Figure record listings
<<<<

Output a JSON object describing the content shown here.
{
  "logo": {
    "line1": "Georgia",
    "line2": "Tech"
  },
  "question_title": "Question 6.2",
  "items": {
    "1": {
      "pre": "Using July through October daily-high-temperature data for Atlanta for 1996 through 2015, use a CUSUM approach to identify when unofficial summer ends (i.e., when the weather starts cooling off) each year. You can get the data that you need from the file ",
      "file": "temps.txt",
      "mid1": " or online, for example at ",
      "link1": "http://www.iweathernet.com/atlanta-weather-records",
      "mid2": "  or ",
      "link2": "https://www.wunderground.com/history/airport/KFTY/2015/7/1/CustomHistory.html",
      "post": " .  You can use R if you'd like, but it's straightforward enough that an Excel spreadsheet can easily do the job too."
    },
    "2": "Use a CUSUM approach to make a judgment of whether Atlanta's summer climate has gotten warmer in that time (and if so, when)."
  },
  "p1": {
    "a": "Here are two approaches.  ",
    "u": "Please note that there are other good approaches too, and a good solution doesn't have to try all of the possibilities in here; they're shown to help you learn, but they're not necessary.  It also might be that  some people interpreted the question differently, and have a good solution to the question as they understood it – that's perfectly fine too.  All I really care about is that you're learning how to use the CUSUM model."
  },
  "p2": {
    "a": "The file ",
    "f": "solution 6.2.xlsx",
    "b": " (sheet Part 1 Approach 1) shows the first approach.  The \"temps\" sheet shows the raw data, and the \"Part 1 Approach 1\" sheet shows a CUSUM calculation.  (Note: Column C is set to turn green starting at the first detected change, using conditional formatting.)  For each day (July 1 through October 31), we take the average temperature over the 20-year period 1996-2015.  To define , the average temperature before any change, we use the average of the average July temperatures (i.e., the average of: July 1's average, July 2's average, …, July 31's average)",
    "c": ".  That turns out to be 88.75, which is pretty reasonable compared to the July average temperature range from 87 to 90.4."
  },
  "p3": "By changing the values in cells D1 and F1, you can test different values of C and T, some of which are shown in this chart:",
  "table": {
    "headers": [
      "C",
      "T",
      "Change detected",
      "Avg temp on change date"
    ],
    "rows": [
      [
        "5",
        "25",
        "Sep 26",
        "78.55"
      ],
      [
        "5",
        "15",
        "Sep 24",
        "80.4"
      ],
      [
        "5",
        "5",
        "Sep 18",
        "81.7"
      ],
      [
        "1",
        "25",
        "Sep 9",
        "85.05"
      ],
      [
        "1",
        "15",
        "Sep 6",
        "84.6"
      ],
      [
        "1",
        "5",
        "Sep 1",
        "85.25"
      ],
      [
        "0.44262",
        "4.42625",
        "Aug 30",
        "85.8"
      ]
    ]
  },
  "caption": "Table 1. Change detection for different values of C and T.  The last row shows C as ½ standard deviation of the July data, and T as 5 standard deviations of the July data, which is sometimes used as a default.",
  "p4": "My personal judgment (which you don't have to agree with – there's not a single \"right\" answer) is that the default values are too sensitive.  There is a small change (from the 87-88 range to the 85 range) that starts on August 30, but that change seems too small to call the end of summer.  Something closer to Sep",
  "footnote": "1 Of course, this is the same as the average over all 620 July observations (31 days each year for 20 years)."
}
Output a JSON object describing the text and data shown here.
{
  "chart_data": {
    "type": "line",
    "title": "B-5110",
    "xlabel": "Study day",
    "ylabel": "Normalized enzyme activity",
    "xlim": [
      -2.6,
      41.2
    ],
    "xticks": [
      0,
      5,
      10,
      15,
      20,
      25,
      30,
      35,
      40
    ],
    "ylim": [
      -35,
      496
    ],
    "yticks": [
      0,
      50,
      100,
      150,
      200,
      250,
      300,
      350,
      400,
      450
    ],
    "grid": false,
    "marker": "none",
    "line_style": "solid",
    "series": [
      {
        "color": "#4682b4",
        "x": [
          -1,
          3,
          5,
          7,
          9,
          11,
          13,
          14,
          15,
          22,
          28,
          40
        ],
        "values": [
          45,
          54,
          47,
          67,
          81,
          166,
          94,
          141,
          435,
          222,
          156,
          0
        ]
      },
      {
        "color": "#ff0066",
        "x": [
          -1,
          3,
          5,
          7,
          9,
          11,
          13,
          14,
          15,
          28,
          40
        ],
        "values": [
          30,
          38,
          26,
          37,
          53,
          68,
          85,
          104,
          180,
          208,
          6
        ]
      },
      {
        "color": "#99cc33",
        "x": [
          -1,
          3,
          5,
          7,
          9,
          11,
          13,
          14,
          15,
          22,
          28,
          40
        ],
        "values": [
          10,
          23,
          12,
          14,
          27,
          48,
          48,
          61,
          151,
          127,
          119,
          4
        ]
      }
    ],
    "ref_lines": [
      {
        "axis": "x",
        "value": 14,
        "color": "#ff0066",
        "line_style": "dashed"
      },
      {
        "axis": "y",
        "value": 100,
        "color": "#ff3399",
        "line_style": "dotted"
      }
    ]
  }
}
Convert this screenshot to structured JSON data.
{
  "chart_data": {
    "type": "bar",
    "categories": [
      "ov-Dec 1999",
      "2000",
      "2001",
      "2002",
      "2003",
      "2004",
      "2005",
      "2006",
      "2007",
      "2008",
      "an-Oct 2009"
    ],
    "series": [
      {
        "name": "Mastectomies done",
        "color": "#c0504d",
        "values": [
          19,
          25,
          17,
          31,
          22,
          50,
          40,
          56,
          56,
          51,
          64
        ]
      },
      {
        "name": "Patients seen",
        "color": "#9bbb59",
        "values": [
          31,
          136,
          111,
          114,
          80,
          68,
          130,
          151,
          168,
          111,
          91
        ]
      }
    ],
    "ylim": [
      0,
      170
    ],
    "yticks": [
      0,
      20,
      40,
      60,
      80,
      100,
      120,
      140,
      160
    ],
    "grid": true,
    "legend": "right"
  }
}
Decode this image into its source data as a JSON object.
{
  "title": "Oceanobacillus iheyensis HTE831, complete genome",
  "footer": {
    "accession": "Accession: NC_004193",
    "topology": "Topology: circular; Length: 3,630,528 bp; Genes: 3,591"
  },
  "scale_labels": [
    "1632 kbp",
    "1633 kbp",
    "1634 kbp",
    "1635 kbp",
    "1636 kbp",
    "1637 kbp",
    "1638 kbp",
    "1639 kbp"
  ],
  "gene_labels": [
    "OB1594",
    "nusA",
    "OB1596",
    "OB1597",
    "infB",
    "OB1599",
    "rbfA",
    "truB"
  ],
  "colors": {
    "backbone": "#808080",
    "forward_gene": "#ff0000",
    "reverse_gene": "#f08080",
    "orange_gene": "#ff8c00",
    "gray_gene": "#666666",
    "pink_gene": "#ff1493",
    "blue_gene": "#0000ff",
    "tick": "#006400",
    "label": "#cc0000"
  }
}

>>>>

# Aim of the exercise
Checking the data above line by line, please work out how many lines include "Output", and reply with the number only.

# Answer to this task
2